* **Exercise requirements**:
Copy the material that follows word for word and omit its pictures.

* **Records for the exercise**:
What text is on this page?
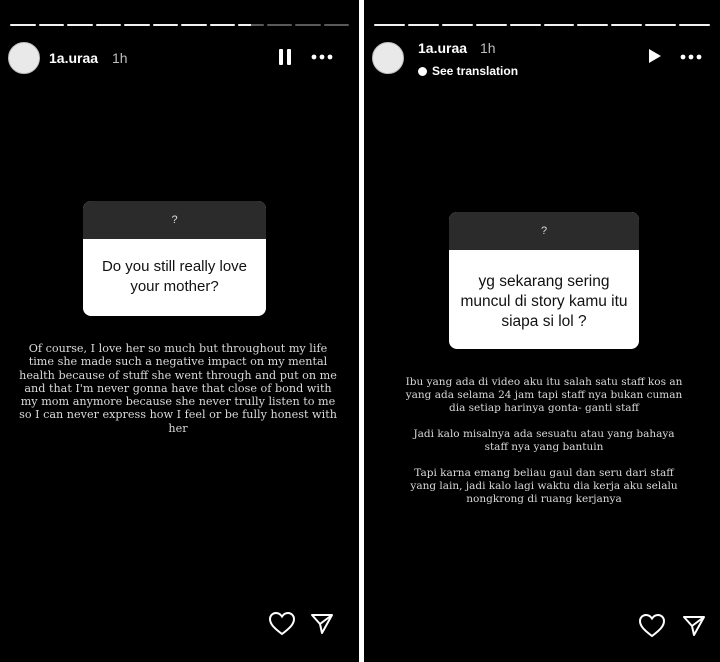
1a.uraa 1h
?
Do you still really love your mother?
Of course, I love her so much but throughout my life time she made such a negative impact on my mental health because of stuff she went through and put on me and that I'm never gonna have that close of bond with my mom anymore because she never trully listen to me so I can never express how I feel or be fully honest with her
1a.uraa 1h
See translation
?
yg sekarang sering muncul di story kamu itu siapa si lol ?
Ibu yang ada di video aku itu salah satu staff kos an yang ada selama 24 jam tapi staff nya bukan cuman dia setiap harinya gonta- ganti staff
Jadi kalo misalnya ada sesuatu atau yang bahaya staff nya yang bantuin
Tapi karna emang beliau gaul dan seru dari staff yang lain, jadi kalo lagi waktu dia kerja aku selalu nongkrong di ruang kerjanya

* **Task output**:
What text is on this page?
1a.uraa 1h
?
Do you still really love your mother?
Of course, I love her so much but throughout my life time she made such a negative impact on my mental health because of stuff she went through and put on me and that I'm never gonna have that close of bond with my mom anymore because she never trully listen to me so I can never express how I feel or be fully honest with her
1a.uraa 1h
See translation
?
yg sekarang sering muncul di story kamu itu siapa si lol ?
Ibu yang ada di video aku itu salah satu staff kos an yang ada selama 24 jam tapi staff nya bukan cuman dia setiap harinya gonta- ganti staff
Jadi kalo misalnya ada sesuatu atau yang bahaya staff nya yang bantuin
Tapi karna emang beliau gaul dan seru dari staff yang lain, jadi kalo lagi waktu dia kerja aku selalu nongkrong di ruang kerjanya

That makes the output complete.